(Stated task):
Can you write out all of the material below, word for word?

(Records provided):
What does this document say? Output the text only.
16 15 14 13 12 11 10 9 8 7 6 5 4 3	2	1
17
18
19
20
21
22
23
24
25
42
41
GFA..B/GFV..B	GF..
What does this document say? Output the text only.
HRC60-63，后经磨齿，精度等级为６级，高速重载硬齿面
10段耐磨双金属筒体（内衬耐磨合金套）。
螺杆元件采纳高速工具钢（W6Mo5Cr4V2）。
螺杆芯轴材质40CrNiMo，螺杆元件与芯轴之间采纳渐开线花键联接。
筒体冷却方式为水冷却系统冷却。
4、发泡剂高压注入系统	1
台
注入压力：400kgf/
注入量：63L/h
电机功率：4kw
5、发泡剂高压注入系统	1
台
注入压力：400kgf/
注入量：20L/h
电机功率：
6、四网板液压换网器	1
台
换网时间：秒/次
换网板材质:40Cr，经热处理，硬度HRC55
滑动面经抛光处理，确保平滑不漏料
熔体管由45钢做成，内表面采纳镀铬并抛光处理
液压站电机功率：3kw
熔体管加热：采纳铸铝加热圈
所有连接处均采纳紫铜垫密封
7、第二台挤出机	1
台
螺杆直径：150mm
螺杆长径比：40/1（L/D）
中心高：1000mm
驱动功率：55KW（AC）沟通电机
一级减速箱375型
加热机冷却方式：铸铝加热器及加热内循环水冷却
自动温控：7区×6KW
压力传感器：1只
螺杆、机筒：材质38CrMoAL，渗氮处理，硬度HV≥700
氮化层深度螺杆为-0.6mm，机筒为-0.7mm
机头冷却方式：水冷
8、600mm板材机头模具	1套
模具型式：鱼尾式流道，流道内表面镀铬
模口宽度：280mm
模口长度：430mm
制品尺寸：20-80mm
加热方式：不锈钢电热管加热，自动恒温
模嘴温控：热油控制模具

(Result of this exercise):
What does this document say? Output the text only.
16 15 14 13 12 11 10 9 8 7 6 5 4 3	2	1
17
18
19
20
21
22
23
24
25
42
41
GFA..B/GFV..B	GF..
What does this document say? Output the text only.
HRC60-63，后经磨齿，精度等级为６级，高速重载硬齿面
10段耐磨双金属筒体（内衬耐磨合金套）。
螺杆元件采纳高速工具钢（W6Mo5Cr4V2）。
螺杆芯轴材质40CrNiMo，螺杆元件与芯轴之间采纳渐开线花键联接。
筒体冷却方式为水冷却系统冷却。
4、发泡剂高压注入系统	1
台
注入压力：400kgf/
注入量：63L/h
电机功率：4kw
5、发泡剂高压注入系统	1
台
注入压力：400kgf/
注入量：20L/h
电机功率：
6、四网板液压换网器	1
台
换网时间：秒/次
换网板材质:40Cr，经热处理，硬度HRC55
滑动面经抛光处理，确保平滑不漏料
熔体管由45钢做成，内表面采纳镀铬并抛光处理
液压站电机功率：3kw
熔体管加热：采纳铸铝加热圈
所有连接处均采纳紫铜垫密封
7、第二台挤出机	1
台
螺杆直径：150mm
螺杆长径比：40/1（L/D）
中心高：1000mm
驱动功率：55KW（AC）沟通电机
一级减速箱375型
加热机冷却方式：铸铝加热器及加热内循环水冷却
自动温控：7区×6KW
压力传感器：1只
螺杆、机筒：材质38CrMoAL，渗氮处理，硬度HV≥700
氮化层深度螺杆为-0.6mm，机筒为-0.7mm
机头冷却方式：水冷
8、600mm板材机头模具	1套
模具型式：鱼尾式流道，流道内表面镀铬
模口宽度：280mm
模口长度：430mm
制品尺寸：20-80mm
加热方式：不锈钢电热管加热，自动恒温
模嘴温控：热油控制模具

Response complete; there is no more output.